- _TASK TO CARRY OUT_
From the entries below, copy every line that holds the word "Extent".

◆ ◆ ◆ ◆

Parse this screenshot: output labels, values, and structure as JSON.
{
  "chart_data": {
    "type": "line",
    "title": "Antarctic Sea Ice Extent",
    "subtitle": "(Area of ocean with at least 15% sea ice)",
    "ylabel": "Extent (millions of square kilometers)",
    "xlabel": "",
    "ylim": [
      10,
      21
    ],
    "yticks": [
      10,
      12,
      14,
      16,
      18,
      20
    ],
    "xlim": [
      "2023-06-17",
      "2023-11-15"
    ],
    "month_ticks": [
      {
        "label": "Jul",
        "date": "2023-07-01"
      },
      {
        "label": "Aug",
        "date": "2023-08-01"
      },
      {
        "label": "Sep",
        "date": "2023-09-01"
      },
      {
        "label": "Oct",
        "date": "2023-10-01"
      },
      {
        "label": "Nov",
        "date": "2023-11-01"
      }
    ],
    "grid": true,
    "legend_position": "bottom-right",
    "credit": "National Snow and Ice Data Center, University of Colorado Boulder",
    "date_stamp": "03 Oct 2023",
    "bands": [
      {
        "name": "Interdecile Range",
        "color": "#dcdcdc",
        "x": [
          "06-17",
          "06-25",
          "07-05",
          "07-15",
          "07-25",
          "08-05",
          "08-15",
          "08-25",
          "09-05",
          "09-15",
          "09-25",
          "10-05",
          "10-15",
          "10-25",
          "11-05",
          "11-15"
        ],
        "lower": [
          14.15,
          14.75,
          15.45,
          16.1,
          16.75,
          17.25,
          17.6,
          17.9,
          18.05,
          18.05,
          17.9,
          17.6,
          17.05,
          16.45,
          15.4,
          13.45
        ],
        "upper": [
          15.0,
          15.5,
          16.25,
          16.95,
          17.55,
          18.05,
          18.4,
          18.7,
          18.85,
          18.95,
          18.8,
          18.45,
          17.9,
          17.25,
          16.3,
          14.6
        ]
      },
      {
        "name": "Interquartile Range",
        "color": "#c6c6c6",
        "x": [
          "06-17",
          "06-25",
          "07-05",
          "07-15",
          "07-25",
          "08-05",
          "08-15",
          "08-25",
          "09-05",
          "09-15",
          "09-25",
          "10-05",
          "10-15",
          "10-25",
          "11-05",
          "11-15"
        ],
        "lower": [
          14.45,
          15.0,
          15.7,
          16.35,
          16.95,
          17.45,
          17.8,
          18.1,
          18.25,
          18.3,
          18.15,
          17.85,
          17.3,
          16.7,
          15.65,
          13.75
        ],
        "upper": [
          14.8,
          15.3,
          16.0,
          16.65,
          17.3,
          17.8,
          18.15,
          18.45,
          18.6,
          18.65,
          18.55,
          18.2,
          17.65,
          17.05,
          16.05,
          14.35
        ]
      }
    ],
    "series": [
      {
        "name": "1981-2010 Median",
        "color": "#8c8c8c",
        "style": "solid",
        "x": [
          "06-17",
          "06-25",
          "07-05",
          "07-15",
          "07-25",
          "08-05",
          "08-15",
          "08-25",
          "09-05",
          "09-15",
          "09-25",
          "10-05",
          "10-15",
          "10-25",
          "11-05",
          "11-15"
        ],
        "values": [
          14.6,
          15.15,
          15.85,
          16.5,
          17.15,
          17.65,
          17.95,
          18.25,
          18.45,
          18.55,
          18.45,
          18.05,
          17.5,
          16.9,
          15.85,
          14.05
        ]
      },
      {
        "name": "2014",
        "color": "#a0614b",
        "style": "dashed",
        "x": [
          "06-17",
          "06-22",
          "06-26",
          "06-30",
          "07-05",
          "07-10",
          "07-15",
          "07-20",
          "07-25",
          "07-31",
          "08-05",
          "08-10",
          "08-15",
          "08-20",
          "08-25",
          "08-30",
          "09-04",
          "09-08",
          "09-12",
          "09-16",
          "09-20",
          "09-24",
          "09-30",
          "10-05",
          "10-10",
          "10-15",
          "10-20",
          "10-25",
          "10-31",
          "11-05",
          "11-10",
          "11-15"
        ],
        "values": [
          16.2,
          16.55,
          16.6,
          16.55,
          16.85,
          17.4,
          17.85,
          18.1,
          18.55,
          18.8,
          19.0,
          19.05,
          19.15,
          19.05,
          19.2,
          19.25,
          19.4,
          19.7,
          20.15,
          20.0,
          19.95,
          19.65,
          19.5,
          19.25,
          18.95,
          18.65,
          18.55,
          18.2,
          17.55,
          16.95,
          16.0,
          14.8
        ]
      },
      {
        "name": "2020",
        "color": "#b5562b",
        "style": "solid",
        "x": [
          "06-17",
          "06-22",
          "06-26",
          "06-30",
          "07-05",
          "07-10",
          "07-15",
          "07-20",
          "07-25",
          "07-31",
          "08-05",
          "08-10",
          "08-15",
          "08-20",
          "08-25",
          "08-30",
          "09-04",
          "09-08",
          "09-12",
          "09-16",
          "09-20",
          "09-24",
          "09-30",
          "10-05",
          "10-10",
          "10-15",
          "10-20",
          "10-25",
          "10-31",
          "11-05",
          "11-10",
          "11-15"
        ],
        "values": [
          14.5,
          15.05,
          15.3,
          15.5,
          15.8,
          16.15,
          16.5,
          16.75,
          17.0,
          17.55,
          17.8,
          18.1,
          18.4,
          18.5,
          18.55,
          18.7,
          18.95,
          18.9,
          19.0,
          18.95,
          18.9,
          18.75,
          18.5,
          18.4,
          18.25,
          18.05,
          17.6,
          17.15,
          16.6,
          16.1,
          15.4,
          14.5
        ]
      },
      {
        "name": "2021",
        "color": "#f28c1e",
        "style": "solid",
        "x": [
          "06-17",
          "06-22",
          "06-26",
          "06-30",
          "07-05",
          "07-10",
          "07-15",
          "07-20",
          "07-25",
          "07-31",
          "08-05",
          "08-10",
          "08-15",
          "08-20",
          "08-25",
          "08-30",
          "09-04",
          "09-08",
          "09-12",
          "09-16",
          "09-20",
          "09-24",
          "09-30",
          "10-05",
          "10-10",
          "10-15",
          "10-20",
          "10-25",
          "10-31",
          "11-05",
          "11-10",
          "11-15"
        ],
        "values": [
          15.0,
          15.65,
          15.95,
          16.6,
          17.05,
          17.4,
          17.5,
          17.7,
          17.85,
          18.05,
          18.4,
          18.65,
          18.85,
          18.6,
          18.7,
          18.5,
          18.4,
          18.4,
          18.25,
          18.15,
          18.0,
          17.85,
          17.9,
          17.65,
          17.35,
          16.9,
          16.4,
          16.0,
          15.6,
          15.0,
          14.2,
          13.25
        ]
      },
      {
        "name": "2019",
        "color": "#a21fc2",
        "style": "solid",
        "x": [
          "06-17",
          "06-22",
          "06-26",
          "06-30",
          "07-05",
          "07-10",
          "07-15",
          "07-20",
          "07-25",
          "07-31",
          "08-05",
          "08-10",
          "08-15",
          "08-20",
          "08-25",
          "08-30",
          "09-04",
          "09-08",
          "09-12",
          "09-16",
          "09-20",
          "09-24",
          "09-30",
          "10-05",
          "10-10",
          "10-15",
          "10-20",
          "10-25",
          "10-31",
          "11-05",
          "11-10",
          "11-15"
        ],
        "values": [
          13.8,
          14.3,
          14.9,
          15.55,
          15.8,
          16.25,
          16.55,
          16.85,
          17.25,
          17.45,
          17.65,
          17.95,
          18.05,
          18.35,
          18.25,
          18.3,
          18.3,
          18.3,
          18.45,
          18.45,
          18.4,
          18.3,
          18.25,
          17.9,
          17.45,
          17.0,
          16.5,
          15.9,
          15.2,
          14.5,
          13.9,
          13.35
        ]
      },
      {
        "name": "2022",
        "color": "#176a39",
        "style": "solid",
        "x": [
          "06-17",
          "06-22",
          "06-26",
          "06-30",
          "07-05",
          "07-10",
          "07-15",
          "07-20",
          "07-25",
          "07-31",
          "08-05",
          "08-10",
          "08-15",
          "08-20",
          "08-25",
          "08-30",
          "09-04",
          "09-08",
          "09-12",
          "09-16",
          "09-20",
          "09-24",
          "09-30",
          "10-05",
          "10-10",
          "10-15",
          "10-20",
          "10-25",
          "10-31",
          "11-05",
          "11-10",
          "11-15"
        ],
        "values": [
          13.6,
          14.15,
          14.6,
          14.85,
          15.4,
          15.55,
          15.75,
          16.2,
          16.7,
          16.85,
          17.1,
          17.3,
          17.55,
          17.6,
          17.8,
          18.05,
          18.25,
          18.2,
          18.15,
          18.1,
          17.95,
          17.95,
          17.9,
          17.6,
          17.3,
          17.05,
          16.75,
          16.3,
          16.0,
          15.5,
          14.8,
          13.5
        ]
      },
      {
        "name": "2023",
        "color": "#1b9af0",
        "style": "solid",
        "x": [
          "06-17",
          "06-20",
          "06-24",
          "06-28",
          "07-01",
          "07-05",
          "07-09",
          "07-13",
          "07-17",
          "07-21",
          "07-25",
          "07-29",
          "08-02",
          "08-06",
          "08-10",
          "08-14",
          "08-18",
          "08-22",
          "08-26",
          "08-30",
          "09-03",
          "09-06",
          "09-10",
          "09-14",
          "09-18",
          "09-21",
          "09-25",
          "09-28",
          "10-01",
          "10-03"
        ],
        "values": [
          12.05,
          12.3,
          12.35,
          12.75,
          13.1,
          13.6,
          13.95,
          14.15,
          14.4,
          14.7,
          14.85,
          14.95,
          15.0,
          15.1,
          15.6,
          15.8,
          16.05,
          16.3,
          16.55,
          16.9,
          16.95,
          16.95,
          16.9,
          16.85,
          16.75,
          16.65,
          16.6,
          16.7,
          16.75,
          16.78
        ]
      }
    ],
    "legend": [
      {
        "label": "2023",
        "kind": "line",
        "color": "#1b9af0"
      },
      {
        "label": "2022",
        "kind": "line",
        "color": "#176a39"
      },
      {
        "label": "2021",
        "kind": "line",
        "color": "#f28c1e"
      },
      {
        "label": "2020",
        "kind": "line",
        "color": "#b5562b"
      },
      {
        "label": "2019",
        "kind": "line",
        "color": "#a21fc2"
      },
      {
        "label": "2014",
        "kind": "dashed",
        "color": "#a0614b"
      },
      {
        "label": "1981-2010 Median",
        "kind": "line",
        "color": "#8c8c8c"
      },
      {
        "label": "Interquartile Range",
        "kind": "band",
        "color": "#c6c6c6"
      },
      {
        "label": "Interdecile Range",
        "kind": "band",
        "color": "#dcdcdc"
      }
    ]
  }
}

◆ ◆ ◆ ◆

- _RIGHT ANSWER_
    "title": "Antarctic Sea Ice Extent",
    "ylabel": "Extent (millions of square kilometers)",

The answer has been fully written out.